* _Goal of the exercise_: Copy, from the entries below, each line where the word "central" can be found.

* _Data tied to figure images_:
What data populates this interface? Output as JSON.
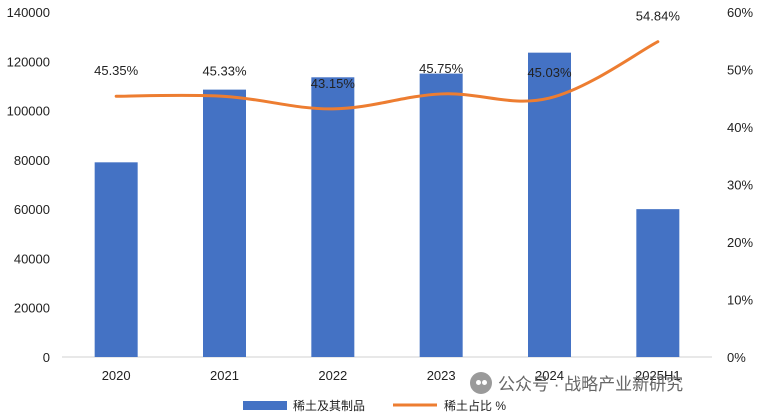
{
  "chart_data": {
    "type": "bar",
    "categories": [
      "2020",
      "2021",
      "2022",
      "2023",
      "2024",
      "2025H1"
    ],
    "series": [
      {
        "name": "稀土及其制品",
        "type": "bar",
        "axis": "left",
        "color": "#4472C4",
        "values": [
          79000,
          108500,
          113500,
          115000,
          123500,
          60000
        ]
      },
      {
        "name": "稀土占比 %",
        "type": "line",
        "axis": "right",
        "color": "#ED7D31",
        "values": [
          45.35,
          45.33,
          43.15,
          45.75,
          45.03,
          54.84
        ],
        "labels": [
          "45.35%",
          "45.33%",
          "43.15%",
          "45.75%",
          "45.03%",
          "54.84%"
        ]
      }
    ],
    "y_left": {
      "ylim": [
        0,
        140000
      ],
      "ticks": [
        "0",
        "20000",
        "40000",
        "60000",
        "80000",
        "100000",
        "120000",
        "140000"
      ]
    },
    "y_right": {
      "ylim": [
        0,
        60
      ],
      "ticks": [
        "0%",
        "10%",
        "20%",
        "30%",
        "40%",
        "50%",
        "60%"
      ]
    },
    "legend": {
      "position": "bottom",
      "entries": [
        "稀土及其制品",
        "稀土占比 %"
      ]
    },
    "grid": false
  },
  "watermark": {
    "text": "公众号 · 战略产业新研究"
  }
}
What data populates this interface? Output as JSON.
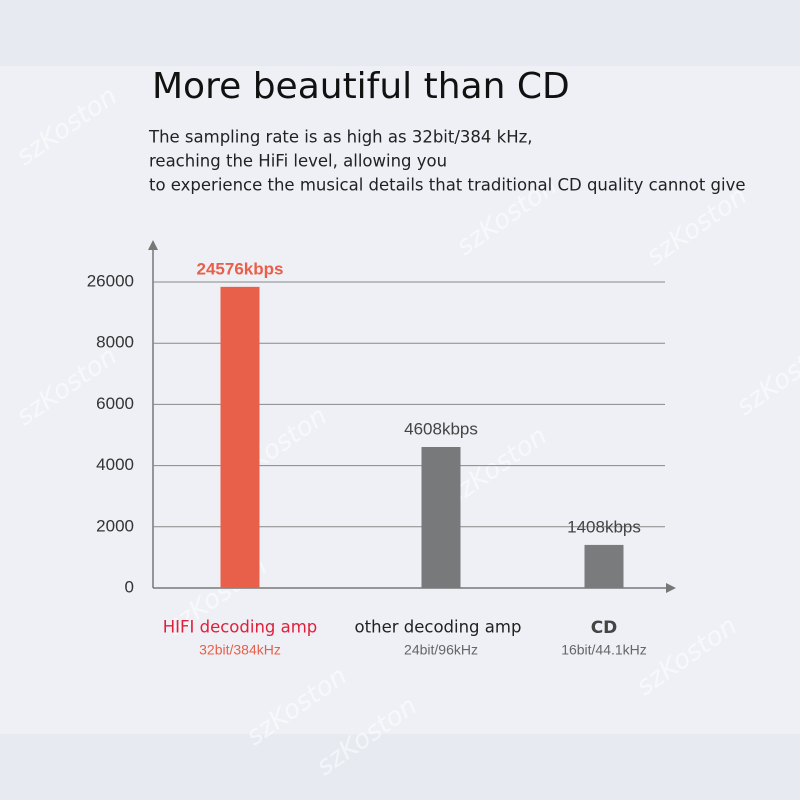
{
  "chart_data": {
    "type": "bar",
    "title": "More beautiful than CD",
    "subtitle": [
      "The sampling rate is as high as 32bit/384 kHz,",
      "reaching the HiFi level, allowing you",
      "to experience the musical details that traditional CD quality cannot give"
    ],
    "categories": [
      "HIFI decoding amp",
      "other decoding amp",
      "CD"
    ],
    "category_notes": [
      "32bit/384kHz",
      "24bit/96kHz",
      "16bit/44.1kHz"
    ],
    "values": [
      24576,
      4608,
      1408
    ],
    "value_labels": [
      "24576kbps",
      "4608kbps",
      "1408kbps"
    ],
    "colors": [
      "#e8604a",
      "#78797b",
      "#7a7b7d"
    ],
    "value_label_colors": [
      "#e8604a",
      "#444444",
      "#444444"
    ],
    "category_colors": [
      "#e0203a",
      "#222222",
      "#444444"
    ],
    "note_colors": [
      "#e8604a",
      "#666666",
      "#666666"
    ],
    "ylim": [
      0,
      26000
    ],
    "yticks": [
      0,
      2000,
      4000,
      6000,
      8000,
      26000
    ],
    "scale": "piecewise",
    "grid": true,
    "watermark": "szKoston"
  }
}
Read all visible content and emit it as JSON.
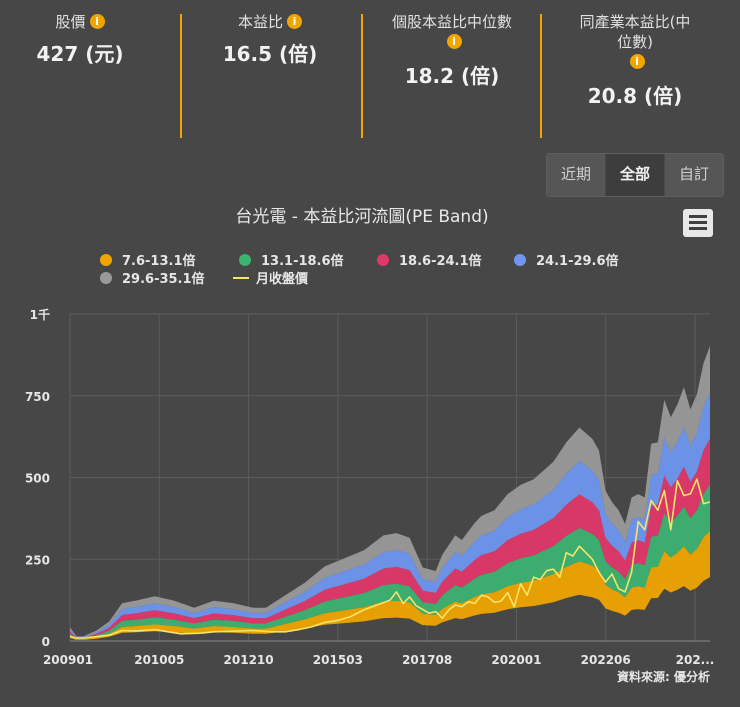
{
  "stats": [
    {
      "label": "股價",
      "value": "427 (元)"
    },
    {
      "label": "本益比",
      "value": "16.5 (倍)"
    },
    {
      "label": "個股本益比中位數",
      "value": "18.2 (倍)"
    },
    {
      "label": "同產業本益比(中位數)",
      "label_line1": "同產業本益比(中",
      "label_line2": "位數)",
      "value": "20.8 (倍)"
    }
  ],
  "info_icon": "i",
  "range_buttons": {
    "recent": "近期",
    "all": "全部",
    "custom": "自訂",
    "active": "all"
  },
  "colors": {
    "band1": "#f0a500",
    "band2": "#3cb371",
    "band3": "#e0386a",
    "band4": "#6f97f0",
    "band5": "#9a9a9a",
    "price_line": "#f3e46a",
    "accent": "#f0a500"
  },
  "chart_data": {
    "type": "area",
    "title": "台光電 - 本益比河流圖(PE Band)",
    "source": "資料來源: 優分析",
    "legend": [
      {
        "name": "7.6-13.1倍",
        "color": "#f0a500"
      },
      {
        "name": "13.1-18.6倍",
        "color": "#3cb371"
      },
      {
        "name": "18.6-24.1倍",
        "color": "#e0386a"
      },
      {
        "name": "24.1-29.6倍",
        "color": "#6f97f0"
      },
      {
        "name": "29.6-35.1倍",
        "color": "#9a9a9a"
      },
      {
        "name": "月收盤價",
        "color": "#f3e46a"
      }
    ],
    "y_ticks": [
      "0",
      "250",
      "500",
      "750",
      "1千"
    ],
    "x_ticks": [
      "200901",
      "201005",
      "201210",
      "201503",
      "201708",
      "202001",
      "202206",
      "202..."
    ],
    "ylim": [
      0,
      1000
    ],
    "band_multipliers": [
      7.6,
      13.1,
      18.6,
      24.1,
      29.6,
      35.1
    ],
    "t": [
      0,
      2,
      4,
      8,
      12,
      16,
      20,
      26,
      32,
      38,
      44,
      50,
      56,
      60,
      66,
      72,
      78,
      84,
      90,
      96,
      100,
      104,
      108,
      112,
      114,
      118,
      120,
      124,
      126,
      130,
      134,
      138,
      142,
      148,
      152,
      156,
      160,
      162,
      164,
      166,
      168,
      170,
      172,
      174,
      176,
      178,
      180,
      182,
      184,
      186,
      188,
      190,
      192,
      194,
      196
    ],
    "eps": [
      1.2,
      0.4,
      0.4,
      0.9,
      1.7,
      3.3,
      3.5,
      3.9,
      3.5,
      2.9,
      3.5,
      3.3,
      2.9,
      2.9,
      4.0,
      5.1,
      6.5,
      7.2,
      7.9,
      9.2,
      9.4,
      9.0,
      6.4,
      6.1,
      7.5,
      9.2,
      8.8,
      10.3,
      10.9,
      11.4,
      12.8,
      13.6,
      14.1,
      15.6,
      17.3,
      18.6,
      17.6,
      16.6,
      13.1,
      12.1,
      11.4,
      10.2,
      12.5,
      12.8,
      12.5,
      17.2,
      17.3,
      21.0,
      19.5,
      20.6,
      22.1,
      20.2,
      21.5,
      24.2,
      25.7
    ],
    "price_t": [
      0,
      2,
      4,
      8,
      12,
      16,
      20,
      24,
      26,
      30,
      34,
      40,
      44,
      50,
      56,
      62,
      66,
      70,
      74,
      78,
      82,
      86,
      90,
      94,
      98,
      100,
      102,
      104,
      106,
      110,
      112,
      114,
      116,
      118,
      120,
      122,
      124,
      126,
      128,
      130,
      132,
      134,
      136,
      138,
      140,
      142,
      144,
      146,
      148,
      150,
      152,
      154,
      156,
      158,
      160,
      162,
      164,
      166,
      168,
      170,
      172,
      174,
      176,
      178,
      180,
      182,
      184,
      186,
      188,
      190,
      192,
      194,
      196
    ],
    "price": [
      14,
      9,
      9,
      13,
      18,
      32,
      31,
      33,
      35,
      28,
      22,
      24,
      28,
      30,
      32,
      28,
      28,
      35,
      43,
      57,
      63,
      75,
      95,
      110,
      125,
      150,
      115,
      135,
      108,
      85,
      90,
      70,
      95,
      110,
      105,
      120,
      115,
      140,
      135,
      118,
      122,
      148,
      105,
      175,
      140,
      195,
      188,
      215,
      220,
      195,
      270,
      260,
      290,
      270,
      250,
      210,
      180,
      205,
      160,
      150,
      210,
      365,
      340,
      430,
      400,
      460,
      340,
      490,
      445,
      450,
      495,
      420,
      425
    ]
  }
}
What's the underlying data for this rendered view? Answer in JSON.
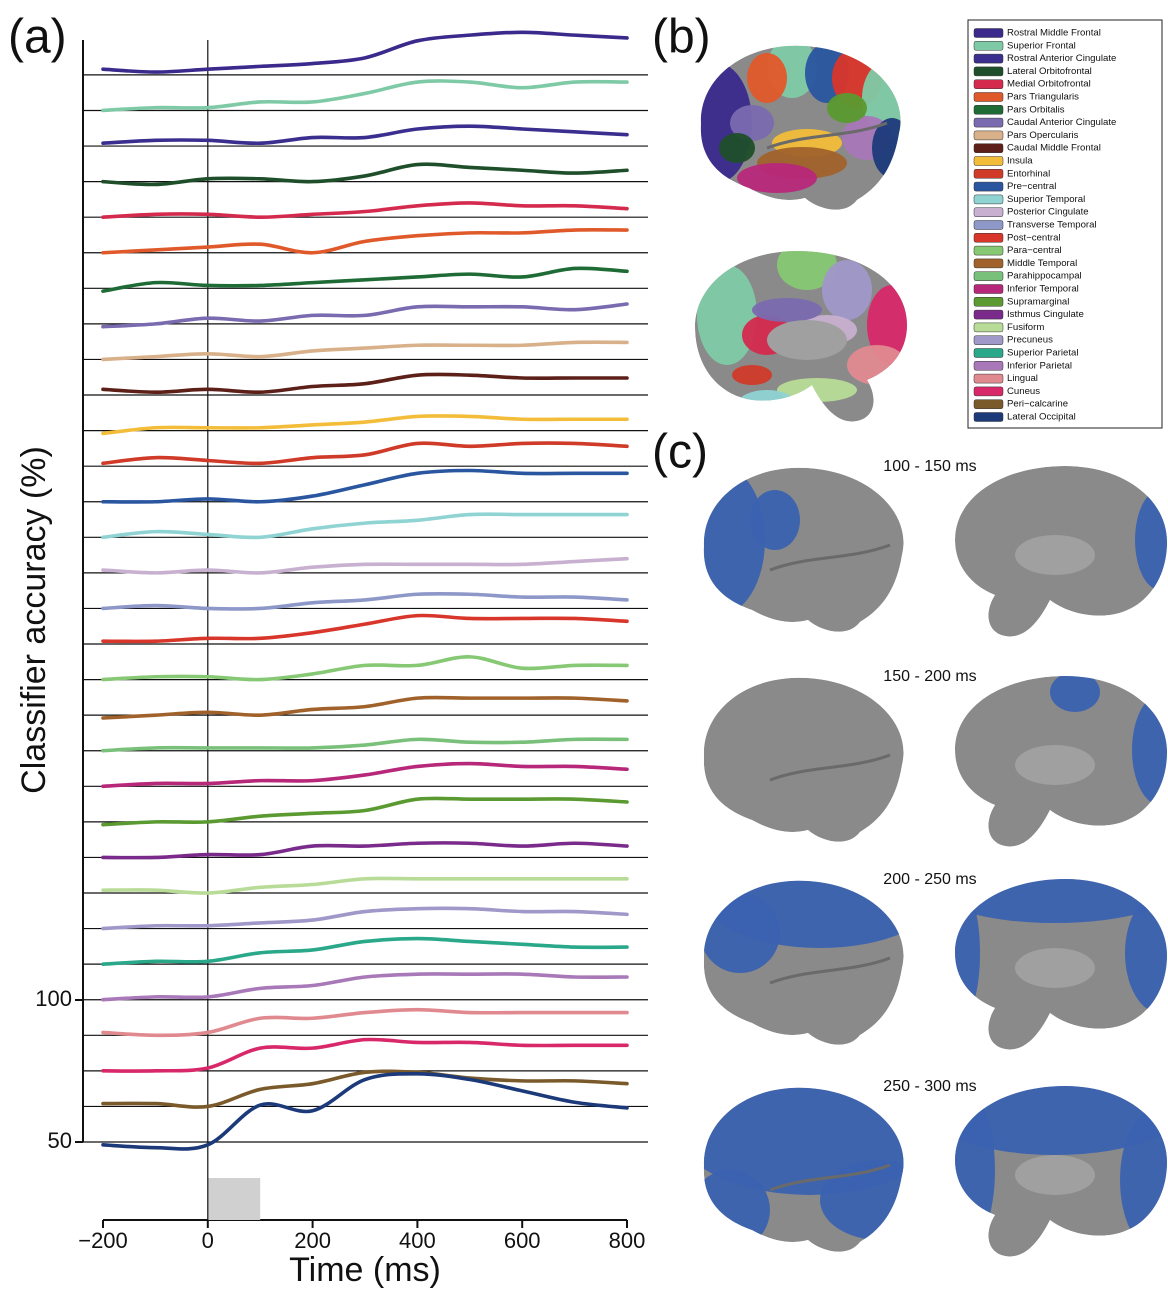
{
  "figure": {
    "panel_labels": [
      "(a)",
      "(b)",
      "(c)"
    ],
    "brain_windows": [
      "100 - 150 ms",
      "150 - 200 ms",
      "200 - 250 ms",
      "250 - 300 ms"
    ]
  },
  "chart_data": {
    "type": "line",
    "xlabel": "Time (ms)",
    "ylabel": "Classifier accuracy (%)",
    "x": [
      -200,
      -100,
      0,
      100,
      200,
      300,
      400,
      500,
      600,
      700,
      800
    ],
    "xlim": [
      -200,
      800
    ],
    "xticks": [
      {
        "value": -200,
        "label": "−200"
      },
      0,
      200,
      400,
      600,
      800
    ],
    "ylim": [
      50,
      100
    ],
    "yticks": [
      50,
      100
    ],
    "stimulus_window": [
      0,
      100
    ],
    "series": [
      {
        "name": "Rostral Middle Frontal",
        "color": "#3b2a8c",
        "values": [
          52,
          51,
          52,
          53,
          54,
          56,
          62,
          64,
          65,
          64,
          63
        ]
      },
      {
        "name": "Superior Frontal",
        "color": "#7fcaa6",
        "values": [
          50,
          51,
          51,
          53,
          53,
          56,
          60,
          60,
          58,
          60,
          60
        ]
      },
      {
        "name": "Rostral Anterior Cingulate",
        "color": "#3a2e8e",
        "values": [
          51,
          52,
          52,
          51,
          53,
          53,
          56,
          57,
          56,
          55,
          54
        ]
      },
      {
        "name": "Lateral Orbitofrontal",
        "color": "#1f4f2a",
        "values": [
          50,
          49,
          51,
          51,
          50,
          52,
          56,
          55,
          54,
          53,
          54
        ]
      },
      {
        "name": "Medial Orbitofrontal",
        "color": "#d42a4e",
        "values": [
          50,
          51,
          51,
          50,
          51,
          52,
          54,
          55,
          54,
          54,
          53
        ]
      },
      {
        "name": "Pars Triangularis",
        "color": "#e0592a",
        "values": [
          50,
          51,
          52,
          53,
          50,
          54,
          56,
          57,
          57,
          58,
          58
        ]
      },
      {
        "name": "Pars Orbitalis",
        "color": "#1e6b35",
        "values": [
          49,
          52,
          51,
          51,
          52,
          53,
          54,
          55,
          54,
          57,
          56
        ]
      },
      {
        "name": "Caudal Anterior Cingulate",
        "color": "#7a6ab0",
        "values": [
          49,
          50,
          52,
          51,
          53,
          53,
          56,
          56,
          56,
          55,
          57
        ]
      },
      {
        "name": "Pars Opercularis",
        "color": "#d8b08a",
        "values": [
          50,
          51,
          52,
          51,
          53,
          54,
          55,
          55,
          55,
          56,
          56
        ]
      },
      {
        "name": "Caudal Middle Frontal",
        "color": "#5c2018",
        "values": [
          52,
          51,
          52,
          51,
          53,
          54,
          57,
          57,
          56,
          56,
          56
        ]
      },
      {
        "name": "Insula",
        "color": "#f3bd3a",
        "values": [
          49,
          51,
          51,
          51,
          52,
          53,
          55,
          55,
          54,
          54,
          54
        ]
      },
      {
        "name": "Entorhinal",
        "color": "#d03a28",
        "values": [
          51,
          53,
          52,
          51,
          53,
          54,
          58,
          57,
          58,
          58,
          57
        ]
      },
      {
        "name": "Pre−central",
        "color": "#2a56a0",
        "values": [
          50,
          50,
          51,
          50,
          52,
          56,
          60,
          61,
          60,
          60,
          60
        ]
      },
      {
        "name": "Superior Temporal",
        "color": "#8fd3d3",
        "values": [
          50,
          52,
          51,
          50,
          53,
          55,
          56,
          58,
          58,
          58,
          58
        ]
      },
      {
        "name": "Posterior Cingulate",
        "color": "#c8b0d0",
        "values": [
          51,
          50,
          51,
          50,
          52,
          53,
          53,
          53,
          53,
          54,
          55
        ]
      },
      {
        "name": "Transverse Temporal",
        "color": "#8d98c8",
        "values": [
          50,
          51,
          50,
          50,
          52,
          53,
          55,
          55,
          54,
          54,
          53
        ]
      },
      {
        "name": "Post−central",
        "color": "#d8362a",
        "values": [
          51,
          51,
          52,
          52,
          54,
          57,
          60,
          59,
          59,
          59,
          58
        ]
      },
      {
        "name": "Para−central",
        "color": "#86c873",
        "values": [
          50,
          51,
          51,
          50,
          52,
          55,
          55,
          58,
          54,
          55,
          55
        ]
      },
      {
        "name": "Middle Temporal",
        "color": "#a0622a",
        "values": [
          49,
          50,
          51,
          50,
          52,
          53,
          56,
          56,
          56,
          56,
          55
        ]
      },
      {
        "name": "Parahippocampal",
        "color": "#79c07a",
        "values": [
          50,
          51,
          51,
          51,
          51,
          52,
          54,
          53,
          53,
          54,
          54
        ]
      },
      {
        "name": "Inferior Temporal",
        "color": "#b8287a",
        "values": [
          50,
          51,
          51,
          52,
          52,
          54,
          57,
          58,
          57,
          57,
          56
        ]
      },
      {
        "name": "Supramarginal",
        "color": "#5a9a30",
        "values": [
          49,
          50,
          50,
          52,
          53,
          54,
          58,
          58,
          58,
          58,
          57
        ]
      },
      {
        "name": "Isthmus Cingulate",
        "color": "#7a2a8a",
        "values": [
          50,
          50,
          51,
          51,
          54,
          54,
          55,
          55,
          54,
          55,
          54
        ]
      },
      {
        "name": "Fusiform",
        "color": "#b8dc98",
        "values": [
          51,
          51,
          50,
          52,
          53,
          55,
          55,
          55,
          55,
          55,
          55
        ]
      },
      {
        "name": "Precuneus",
        "color": "#a098c8",
        "values": [
          50,
          51,
          51,
          52,
          53,
          56,
          57,
          57,
          56,
          56,
          55
        ]
      },
      {
        "name": "Superior Parietal",
        "color": "#2aa88a",
        "values": [
          50,
          51,
          51,
          54,
          55,
          58,
          59,
          58,
          57,
          56,
          56
        ]
      },
      {
        "name": "Inferior Parietal",
        "color": "#a878b8",
        "values": [
          50,
          51,
          51,
          54,
          55,
          58,
          59,
          59,
          59,
          58,
          58
        ]
      },
      {
        "name": "Lingual",
        "color": "#e08a90",
        "values": [
          51,
          50,
          51,
          56,
          56,
          58,
          59,
          58,
          58,
          58,
          58
        ]
      },
      {
        "name": "Cuneus",
        "color": "#d8286a",
        "values": [
          50,
          50,
          51,
          58,
          58,
          61,
          60,
          60,
          59,
          59,
          59
        ]
      },
      {
        "name": "Peri−calcarine",
        "color": "#7a5a2a",
        "values": [
          51,
          51,
          50,
          56,
          58,
          62,
          62,
          60,
          59,
          59,
          58
        ]
      },
      {
        "name": "Lateral Occipital",
        "color": "#1c3a7a",
        "values": [
          49,
          48,
          49,
          63,
          61,
          72,
          74,
          72,
          68,
          64,
          62
        ]
      }
    ]
  }
}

* _Output below_:
        "name": "Pre−central",
        "name": "Post−central",
        "name": "Para−central",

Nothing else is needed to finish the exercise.